(Stored data entries)
+++

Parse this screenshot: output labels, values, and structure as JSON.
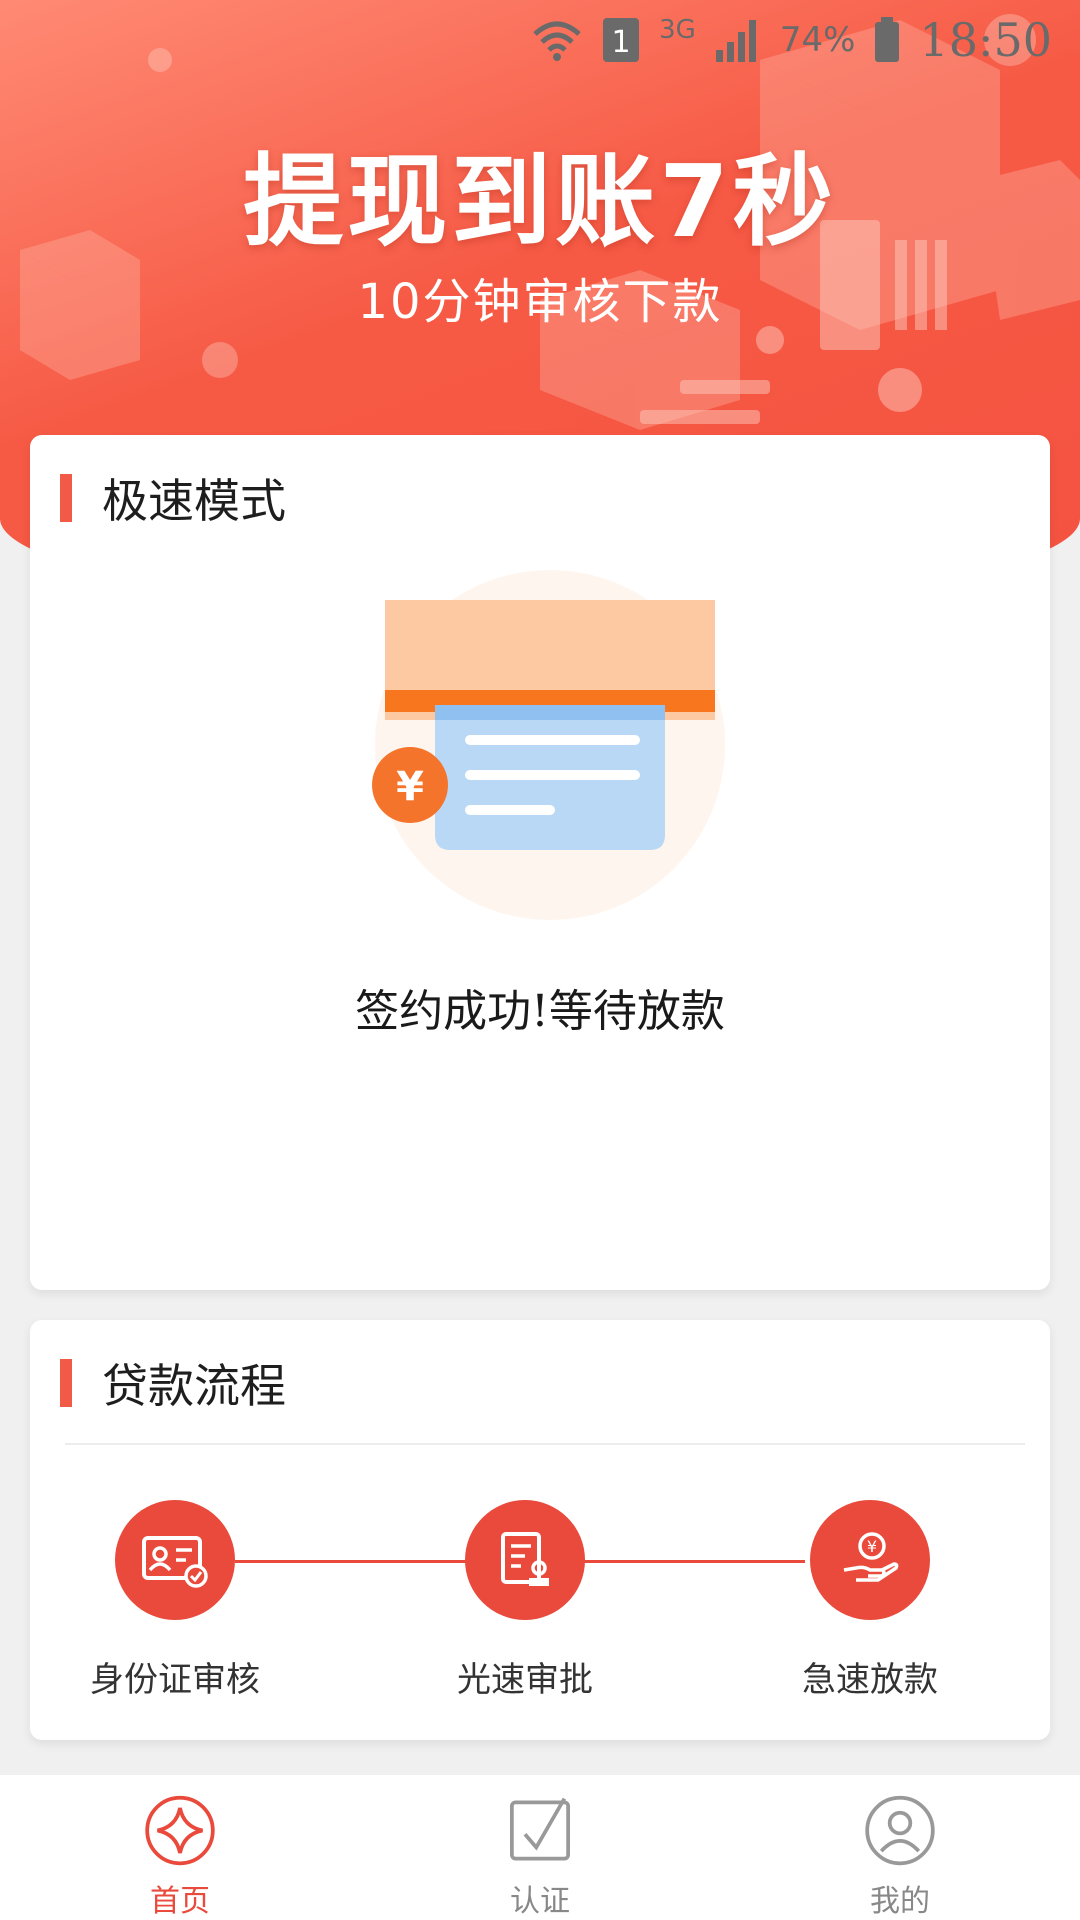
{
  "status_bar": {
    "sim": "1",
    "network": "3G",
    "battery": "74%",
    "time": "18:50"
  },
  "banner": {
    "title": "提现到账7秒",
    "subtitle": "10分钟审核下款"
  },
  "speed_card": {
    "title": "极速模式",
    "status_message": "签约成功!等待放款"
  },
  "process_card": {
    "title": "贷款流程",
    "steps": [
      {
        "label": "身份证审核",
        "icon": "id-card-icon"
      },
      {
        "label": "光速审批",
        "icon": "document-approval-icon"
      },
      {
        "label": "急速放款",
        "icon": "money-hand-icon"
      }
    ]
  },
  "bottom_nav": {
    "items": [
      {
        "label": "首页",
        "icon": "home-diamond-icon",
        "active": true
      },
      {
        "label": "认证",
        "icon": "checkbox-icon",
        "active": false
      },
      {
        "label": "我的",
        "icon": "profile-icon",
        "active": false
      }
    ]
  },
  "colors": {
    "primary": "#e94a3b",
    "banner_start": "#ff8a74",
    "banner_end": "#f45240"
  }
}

+++

> **Task prompt**: Take every line that includes the string "icon" and copy it.

> **Task response**:
        "icon": "id-card-icon"
        "icon": "document-approval-icon"
        "icon": "money-hand-icon"
        "icon": "home-diamond-icon",
        "icon": "checkbox-icon",
        "icon": "profile-icon",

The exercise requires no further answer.